Source data:
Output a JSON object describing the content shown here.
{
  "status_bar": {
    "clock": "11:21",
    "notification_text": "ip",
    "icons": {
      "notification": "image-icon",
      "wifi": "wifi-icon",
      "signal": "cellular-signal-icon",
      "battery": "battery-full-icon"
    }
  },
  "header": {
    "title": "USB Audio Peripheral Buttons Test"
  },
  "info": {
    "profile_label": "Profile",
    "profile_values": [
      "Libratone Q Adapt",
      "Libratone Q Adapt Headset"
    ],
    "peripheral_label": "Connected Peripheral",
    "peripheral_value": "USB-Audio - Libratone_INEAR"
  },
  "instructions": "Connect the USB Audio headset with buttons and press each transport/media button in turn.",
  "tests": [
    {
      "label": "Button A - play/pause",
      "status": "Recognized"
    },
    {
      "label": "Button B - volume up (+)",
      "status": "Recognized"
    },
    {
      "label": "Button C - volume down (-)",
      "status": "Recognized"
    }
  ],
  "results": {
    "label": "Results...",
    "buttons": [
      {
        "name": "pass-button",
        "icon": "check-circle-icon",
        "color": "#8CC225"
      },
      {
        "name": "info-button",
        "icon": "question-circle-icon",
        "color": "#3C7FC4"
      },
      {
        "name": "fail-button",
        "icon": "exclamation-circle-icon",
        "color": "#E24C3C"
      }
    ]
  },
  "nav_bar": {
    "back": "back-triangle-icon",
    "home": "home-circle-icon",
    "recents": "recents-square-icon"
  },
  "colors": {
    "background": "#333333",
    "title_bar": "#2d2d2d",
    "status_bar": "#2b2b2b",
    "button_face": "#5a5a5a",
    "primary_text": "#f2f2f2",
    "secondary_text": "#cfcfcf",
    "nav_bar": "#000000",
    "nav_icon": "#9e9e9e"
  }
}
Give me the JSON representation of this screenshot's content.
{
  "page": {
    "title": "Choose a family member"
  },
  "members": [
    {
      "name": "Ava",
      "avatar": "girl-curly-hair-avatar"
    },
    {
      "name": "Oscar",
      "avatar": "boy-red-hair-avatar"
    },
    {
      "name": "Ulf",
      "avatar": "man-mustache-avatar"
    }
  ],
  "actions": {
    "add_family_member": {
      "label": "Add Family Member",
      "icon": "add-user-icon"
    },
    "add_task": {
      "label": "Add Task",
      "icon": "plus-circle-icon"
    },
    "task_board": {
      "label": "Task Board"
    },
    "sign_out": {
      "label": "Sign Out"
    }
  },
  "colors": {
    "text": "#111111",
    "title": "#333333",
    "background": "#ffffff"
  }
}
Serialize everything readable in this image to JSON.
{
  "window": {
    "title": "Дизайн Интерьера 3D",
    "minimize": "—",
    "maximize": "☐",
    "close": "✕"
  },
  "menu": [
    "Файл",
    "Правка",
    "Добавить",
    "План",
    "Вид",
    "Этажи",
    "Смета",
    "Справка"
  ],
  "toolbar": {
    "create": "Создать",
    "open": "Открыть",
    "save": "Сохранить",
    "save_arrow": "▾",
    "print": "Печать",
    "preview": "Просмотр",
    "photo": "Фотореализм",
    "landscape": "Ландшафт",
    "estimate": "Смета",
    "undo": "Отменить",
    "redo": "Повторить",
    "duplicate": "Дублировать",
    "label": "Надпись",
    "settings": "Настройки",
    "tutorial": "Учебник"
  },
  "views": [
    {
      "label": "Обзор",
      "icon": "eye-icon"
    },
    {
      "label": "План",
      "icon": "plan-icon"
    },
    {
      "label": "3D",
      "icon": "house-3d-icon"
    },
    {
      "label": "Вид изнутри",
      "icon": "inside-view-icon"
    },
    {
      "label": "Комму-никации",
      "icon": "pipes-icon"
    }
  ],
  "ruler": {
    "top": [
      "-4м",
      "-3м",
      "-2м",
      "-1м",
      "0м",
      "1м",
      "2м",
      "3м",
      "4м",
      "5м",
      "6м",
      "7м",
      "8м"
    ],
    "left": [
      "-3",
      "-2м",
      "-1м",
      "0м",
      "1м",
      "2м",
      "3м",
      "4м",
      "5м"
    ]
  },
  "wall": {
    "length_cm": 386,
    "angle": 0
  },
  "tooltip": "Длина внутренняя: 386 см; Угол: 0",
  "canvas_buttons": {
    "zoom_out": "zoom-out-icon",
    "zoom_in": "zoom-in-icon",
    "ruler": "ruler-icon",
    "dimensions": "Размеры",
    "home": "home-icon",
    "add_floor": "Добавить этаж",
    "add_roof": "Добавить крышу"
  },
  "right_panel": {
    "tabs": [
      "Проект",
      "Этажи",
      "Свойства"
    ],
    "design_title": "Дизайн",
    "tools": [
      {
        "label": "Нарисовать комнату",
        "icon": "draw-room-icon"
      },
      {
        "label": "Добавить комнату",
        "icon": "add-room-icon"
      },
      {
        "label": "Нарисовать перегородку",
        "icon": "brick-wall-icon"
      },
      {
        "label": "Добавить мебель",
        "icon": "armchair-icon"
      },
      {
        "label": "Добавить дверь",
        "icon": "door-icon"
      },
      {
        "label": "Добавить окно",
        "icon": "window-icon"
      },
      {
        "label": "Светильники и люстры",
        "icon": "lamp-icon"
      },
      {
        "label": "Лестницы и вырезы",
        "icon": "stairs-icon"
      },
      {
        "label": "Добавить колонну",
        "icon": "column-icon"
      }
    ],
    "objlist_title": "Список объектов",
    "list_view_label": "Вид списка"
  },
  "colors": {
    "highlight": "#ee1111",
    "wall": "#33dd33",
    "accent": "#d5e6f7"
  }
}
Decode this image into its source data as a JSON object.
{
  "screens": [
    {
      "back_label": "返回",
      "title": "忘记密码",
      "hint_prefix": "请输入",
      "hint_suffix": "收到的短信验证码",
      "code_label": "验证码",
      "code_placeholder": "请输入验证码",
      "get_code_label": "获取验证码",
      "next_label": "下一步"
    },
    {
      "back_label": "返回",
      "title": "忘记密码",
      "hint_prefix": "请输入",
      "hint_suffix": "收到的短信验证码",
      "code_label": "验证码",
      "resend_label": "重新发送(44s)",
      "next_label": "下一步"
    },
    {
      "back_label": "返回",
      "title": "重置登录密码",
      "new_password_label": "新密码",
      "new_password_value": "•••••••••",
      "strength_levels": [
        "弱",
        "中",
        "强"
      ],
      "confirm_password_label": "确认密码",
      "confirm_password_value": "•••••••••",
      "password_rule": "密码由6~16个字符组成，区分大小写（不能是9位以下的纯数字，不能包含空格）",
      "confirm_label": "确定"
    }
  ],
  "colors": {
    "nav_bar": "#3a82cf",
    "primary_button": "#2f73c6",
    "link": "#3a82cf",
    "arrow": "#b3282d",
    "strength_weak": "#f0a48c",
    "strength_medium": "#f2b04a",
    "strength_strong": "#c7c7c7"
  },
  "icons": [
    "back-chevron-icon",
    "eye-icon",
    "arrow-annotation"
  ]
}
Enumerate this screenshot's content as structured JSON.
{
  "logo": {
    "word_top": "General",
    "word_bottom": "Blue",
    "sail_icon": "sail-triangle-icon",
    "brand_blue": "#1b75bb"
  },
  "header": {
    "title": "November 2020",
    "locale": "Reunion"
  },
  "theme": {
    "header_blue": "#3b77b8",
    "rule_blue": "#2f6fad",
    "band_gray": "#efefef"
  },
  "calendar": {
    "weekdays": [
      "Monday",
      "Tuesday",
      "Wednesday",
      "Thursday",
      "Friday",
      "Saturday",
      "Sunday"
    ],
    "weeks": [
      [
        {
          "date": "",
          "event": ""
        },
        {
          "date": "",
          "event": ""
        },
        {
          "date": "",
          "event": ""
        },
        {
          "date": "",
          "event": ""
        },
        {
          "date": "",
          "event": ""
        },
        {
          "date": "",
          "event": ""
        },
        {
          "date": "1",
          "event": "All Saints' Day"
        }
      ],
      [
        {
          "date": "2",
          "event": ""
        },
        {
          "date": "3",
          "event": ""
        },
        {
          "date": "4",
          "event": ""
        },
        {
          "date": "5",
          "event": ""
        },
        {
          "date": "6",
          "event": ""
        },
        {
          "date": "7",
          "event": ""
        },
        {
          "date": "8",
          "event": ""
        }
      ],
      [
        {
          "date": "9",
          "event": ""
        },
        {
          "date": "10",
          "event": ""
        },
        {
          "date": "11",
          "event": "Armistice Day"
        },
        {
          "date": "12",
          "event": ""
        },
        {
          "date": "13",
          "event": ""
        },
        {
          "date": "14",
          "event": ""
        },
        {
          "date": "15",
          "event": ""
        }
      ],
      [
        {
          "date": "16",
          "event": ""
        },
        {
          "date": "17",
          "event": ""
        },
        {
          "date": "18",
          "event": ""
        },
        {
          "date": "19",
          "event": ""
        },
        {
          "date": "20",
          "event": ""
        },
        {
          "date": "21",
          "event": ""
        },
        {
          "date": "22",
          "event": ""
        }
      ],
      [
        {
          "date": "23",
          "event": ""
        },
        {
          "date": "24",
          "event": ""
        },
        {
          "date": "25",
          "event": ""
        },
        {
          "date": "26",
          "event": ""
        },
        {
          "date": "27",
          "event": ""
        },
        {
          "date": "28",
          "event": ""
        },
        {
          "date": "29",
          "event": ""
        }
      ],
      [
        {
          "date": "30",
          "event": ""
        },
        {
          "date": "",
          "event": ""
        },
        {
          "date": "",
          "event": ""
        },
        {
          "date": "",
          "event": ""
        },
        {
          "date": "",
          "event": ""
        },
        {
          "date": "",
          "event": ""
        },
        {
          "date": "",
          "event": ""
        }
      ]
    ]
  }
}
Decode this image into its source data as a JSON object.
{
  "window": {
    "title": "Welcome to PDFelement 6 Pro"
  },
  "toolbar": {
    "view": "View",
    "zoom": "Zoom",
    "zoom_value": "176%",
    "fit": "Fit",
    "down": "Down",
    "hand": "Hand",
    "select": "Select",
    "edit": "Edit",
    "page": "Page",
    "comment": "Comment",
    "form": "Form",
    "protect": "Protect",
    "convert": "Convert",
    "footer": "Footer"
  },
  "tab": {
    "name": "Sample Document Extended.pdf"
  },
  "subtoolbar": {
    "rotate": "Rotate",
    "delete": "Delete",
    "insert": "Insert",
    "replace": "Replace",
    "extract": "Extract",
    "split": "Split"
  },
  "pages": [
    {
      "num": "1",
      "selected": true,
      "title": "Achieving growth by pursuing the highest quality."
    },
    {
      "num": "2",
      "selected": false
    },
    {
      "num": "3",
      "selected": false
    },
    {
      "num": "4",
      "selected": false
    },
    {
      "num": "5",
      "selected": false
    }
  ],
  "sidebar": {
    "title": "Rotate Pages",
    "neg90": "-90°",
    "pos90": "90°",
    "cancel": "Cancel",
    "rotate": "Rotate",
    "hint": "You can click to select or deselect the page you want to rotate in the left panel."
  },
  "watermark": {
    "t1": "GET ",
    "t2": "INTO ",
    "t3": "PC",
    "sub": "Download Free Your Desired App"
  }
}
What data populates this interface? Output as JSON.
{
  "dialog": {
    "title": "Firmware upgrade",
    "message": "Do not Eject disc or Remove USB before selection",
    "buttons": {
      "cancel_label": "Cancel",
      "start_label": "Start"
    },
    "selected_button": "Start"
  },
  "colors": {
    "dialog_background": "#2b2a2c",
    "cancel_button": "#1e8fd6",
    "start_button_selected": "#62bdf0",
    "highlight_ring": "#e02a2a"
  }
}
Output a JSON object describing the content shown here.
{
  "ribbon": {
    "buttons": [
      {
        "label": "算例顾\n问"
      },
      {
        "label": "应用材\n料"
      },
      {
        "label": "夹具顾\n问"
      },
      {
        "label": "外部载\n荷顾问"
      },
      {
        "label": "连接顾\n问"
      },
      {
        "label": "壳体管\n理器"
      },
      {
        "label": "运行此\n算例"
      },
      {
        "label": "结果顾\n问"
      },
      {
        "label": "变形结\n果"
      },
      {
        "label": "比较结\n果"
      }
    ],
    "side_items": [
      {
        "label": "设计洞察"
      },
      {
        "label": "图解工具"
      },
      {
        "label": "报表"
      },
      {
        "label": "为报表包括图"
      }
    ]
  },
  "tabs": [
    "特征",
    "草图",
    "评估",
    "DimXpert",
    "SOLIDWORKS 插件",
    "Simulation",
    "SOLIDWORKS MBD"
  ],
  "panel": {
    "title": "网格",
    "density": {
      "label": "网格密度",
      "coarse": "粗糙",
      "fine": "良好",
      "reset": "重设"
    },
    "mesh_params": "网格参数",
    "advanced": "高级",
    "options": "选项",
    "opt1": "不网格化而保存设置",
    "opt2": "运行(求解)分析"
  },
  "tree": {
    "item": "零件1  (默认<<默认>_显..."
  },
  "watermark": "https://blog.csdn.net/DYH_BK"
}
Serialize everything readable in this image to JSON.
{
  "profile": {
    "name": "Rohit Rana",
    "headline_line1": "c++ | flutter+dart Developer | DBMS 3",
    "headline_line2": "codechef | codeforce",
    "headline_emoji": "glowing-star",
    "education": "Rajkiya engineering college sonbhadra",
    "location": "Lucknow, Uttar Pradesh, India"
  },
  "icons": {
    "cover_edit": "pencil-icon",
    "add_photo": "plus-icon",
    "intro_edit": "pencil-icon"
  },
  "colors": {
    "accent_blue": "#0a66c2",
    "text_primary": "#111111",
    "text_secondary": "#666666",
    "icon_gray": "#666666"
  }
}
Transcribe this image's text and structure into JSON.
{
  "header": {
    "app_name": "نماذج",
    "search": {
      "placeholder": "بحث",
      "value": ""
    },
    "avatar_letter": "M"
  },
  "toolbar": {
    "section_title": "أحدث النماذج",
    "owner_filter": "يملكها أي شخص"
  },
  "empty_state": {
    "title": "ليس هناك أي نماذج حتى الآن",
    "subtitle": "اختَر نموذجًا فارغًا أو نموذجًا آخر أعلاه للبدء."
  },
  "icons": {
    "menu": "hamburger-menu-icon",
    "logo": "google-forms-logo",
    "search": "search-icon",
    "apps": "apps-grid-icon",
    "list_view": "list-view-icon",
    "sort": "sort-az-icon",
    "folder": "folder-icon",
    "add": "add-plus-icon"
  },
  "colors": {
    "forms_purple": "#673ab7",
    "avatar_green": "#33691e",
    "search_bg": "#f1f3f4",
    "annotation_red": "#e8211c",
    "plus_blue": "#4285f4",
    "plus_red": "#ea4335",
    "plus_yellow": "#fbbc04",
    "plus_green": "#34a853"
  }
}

(Challenge)
Take the line that contains "Transcribe this image's" and each line after it down to the last of the records, and retype them exactly; add nothing else.

(Exercise solution)
Transcribe this image's text and structure into JSON.
{
  "header": {
    "app_name": "نماذج",
    "search": {
      "placeholder": "بحث",
      "value": ""
    },
    "avatar_letter": "M"
  },
  "toolbar": {
    "section_title": "أحدث النماذج",
    "owner_filter": "يملكها أي شخص"
  },
  "empty_state": {
    "title": "ليس هناك أي نماذج حتى الآن",
    "subtitle": "اختَر نموذجًا فارغًا أو نموذجًا آخر أعلاه للبدء."
  },
  "icons": {
    "menu": "hamburger-menu-icon",
    "logo": "google-forms-logo",
    "search": "search-icon",
    "apps": "apps-grid-icon",
    "list_view": "list-view-icon",
    "sort": "sort-az-icon",
    "folder": "folder-icon",
    "add": "add-plus-icon"
  },
  "colors": {
    "forms_purple": "#673ab7",
    "avatar_green": "#33691e",
    "search_bg": "#f1f3f4",
    "annotation_red": "#e8211c",
    "plus_blue": "#4285f4",
    "plus_red": "#ea4335",
    "plus_yellow": "#fbbc04",
    "plus_green": "#34a853"
  }
}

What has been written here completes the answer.